[Some records]
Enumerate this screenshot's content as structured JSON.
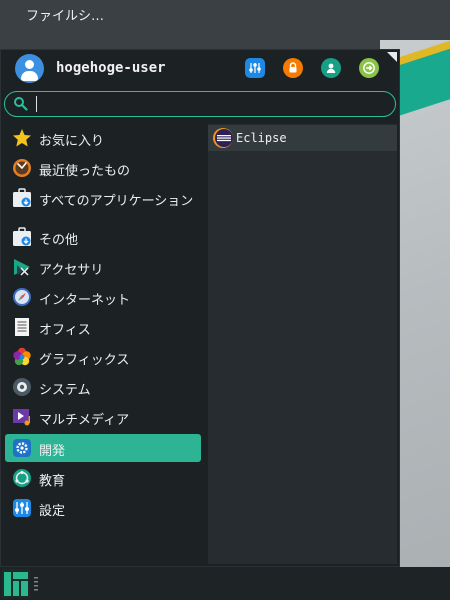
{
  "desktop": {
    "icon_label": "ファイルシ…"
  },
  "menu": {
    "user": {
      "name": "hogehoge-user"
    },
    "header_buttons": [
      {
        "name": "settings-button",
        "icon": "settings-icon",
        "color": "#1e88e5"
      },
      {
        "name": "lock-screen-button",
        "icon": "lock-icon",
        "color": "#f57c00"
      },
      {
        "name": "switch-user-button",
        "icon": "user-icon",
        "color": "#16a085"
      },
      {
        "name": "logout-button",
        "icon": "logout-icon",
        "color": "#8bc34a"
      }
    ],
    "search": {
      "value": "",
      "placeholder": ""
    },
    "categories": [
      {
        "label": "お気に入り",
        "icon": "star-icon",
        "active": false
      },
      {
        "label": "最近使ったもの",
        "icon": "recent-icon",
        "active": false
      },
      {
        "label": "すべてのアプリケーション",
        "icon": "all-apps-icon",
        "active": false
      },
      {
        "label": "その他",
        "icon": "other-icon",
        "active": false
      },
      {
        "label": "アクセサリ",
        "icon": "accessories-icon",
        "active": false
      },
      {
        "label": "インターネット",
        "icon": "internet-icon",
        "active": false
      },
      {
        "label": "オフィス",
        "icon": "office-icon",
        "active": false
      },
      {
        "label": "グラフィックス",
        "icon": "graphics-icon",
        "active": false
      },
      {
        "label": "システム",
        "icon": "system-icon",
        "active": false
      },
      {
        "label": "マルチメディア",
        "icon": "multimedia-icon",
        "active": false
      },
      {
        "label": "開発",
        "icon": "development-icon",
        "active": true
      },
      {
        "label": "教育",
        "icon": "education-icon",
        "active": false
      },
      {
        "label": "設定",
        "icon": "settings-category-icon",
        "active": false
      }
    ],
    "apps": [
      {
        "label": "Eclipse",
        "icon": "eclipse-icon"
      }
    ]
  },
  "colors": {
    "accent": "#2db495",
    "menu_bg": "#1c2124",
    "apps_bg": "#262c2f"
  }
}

= What you need to do =
The records above must be printed exactly; the pictures stay out.

= Full output =
Enumerate this screenshot's content as structured JSON.
{
  "desktop": {
    "icon_label": "ファイルシ…"
  },
  "menu": {
    "user": {
      "name": "hogehoge-user"
    },
    "header_buttons": [
      {
        "name": "settings-button",
        "icon": "settings-icon",
        "color": "#1e88e5"
      },
      {
        "name": "lock-screen-button",
        "icon": "lock-icon",
        "color": "#f57c00"
      },
      {
        "name": "switch-user-button",
        "icon": "user-icon",
        "color": "#16a085"
      },
      {
        "name": "logout-button",
        "icon": "logout-icon",
        "color": "#8bc34a"
      }
    ],
    "search": {
      "value": "",
      "placeholder": ""
    },
    "categories": [
      {
        "label": "お気に入り",
        "icon": "star-icon",
        "active": false
      },
      {
        "label": "最近使ったもの",
        "icon": "recent-icon",
        "active": false
      },
      {
        "label": "すべてのアプリケーション",
        "icon": "all-apps-icon",
        "active": false
      },
      {
        "label": "その他",
        "icon": "other-icon",
        "active": false
      },
      {
        "label": "アクセサリ",
        "icon": "accessories-icon",
        "active": false
      },
      {
        "label": "インターネット",
        "icon": "internet-icon",
        "active": false
      },
      {
        "label": "オフィス",
        "icon": "office-icon",
        "active": false
      },
      {
        "label": "グラフィックス",
        "icon": "graphics-icon",
        "active": false
      },
      {
        "label": "システム",
        "icon": "system-icon",
        "active": false
      },
      {
        "label": "マルチメディア",
        "icon": "multimedia-icon",
        "active": false
      },
      {
        "label": "開発",
        "icon": "development-icon",
        "active": true
      },
      {
        "label": "教育",
        "icon": "education-icon",
        "active": false
      },
      {
        "label": "設定",
        "icon": "settings-category-icon",
        "active": false
      }
    ],
    "apps": [
      {
        "label": "Eclipse",
        "icon": "eclipse-icon"
      }
    ]
  },
  "colors": {
    "accent": "#2db495",
    "menu_bg": "#1c2124",
    "apps_bg": "#262c2f"
  }
}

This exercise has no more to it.